WHAT YOU NEED TO DO:
Gather all lines from the material that contain "根据要求写作".
───── EXTRACTED INFORMATION
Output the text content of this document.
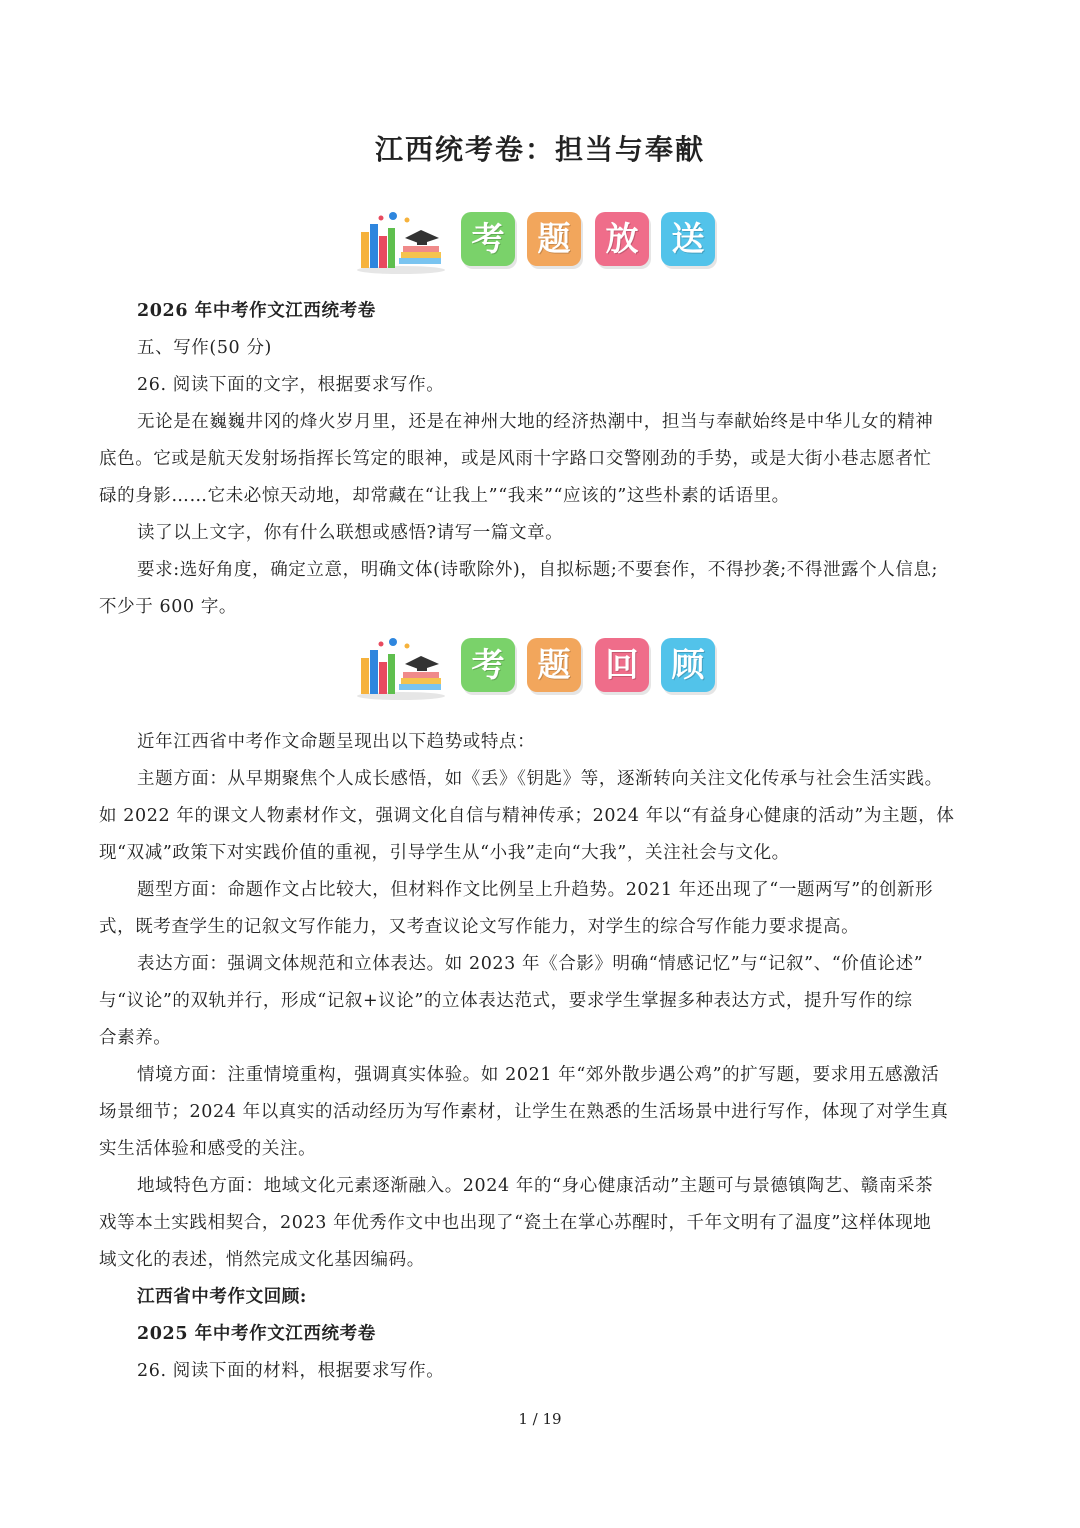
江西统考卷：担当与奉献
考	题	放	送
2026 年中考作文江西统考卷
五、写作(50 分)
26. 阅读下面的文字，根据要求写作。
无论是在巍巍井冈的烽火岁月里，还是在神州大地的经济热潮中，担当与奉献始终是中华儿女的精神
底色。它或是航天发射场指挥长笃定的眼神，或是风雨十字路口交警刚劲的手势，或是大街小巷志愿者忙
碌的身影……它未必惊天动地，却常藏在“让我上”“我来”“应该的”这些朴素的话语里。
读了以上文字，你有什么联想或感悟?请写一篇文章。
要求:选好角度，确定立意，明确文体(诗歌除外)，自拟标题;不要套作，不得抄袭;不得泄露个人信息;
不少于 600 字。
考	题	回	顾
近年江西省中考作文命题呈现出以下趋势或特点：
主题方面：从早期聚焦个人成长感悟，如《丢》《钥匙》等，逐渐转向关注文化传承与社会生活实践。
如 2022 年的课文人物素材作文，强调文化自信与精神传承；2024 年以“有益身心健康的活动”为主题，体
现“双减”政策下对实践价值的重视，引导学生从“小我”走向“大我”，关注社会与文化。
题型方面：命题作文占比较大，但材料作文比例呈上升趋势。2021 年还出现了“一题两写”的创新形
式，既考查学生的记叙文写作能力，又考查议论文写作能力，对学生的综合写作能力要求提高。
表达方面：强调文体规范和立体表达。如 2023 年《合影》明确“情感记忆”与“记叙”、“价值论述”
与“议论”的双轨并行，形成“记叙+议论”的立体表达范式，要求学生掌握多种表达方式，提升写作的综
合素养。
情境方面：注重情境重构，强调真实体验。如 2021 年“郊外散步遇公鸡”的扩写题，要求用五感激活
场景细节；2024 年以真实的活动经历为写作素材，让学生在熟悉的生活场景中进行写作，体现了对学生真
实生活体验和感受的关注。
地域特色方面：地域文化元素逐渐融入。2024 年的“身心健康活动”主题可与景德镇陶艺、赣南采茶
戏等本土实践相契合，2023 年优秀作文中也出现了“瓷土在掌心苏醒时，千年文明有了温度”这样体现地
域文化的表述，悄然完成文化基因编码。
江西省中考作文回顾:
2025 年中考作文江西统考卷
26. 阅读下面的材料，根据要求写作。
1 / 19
──────────
REPLY TO THE EXERCISE:
26. 阅读下面的文字，根据要求写作。
26. 阅读下面的材料，根据要求写作。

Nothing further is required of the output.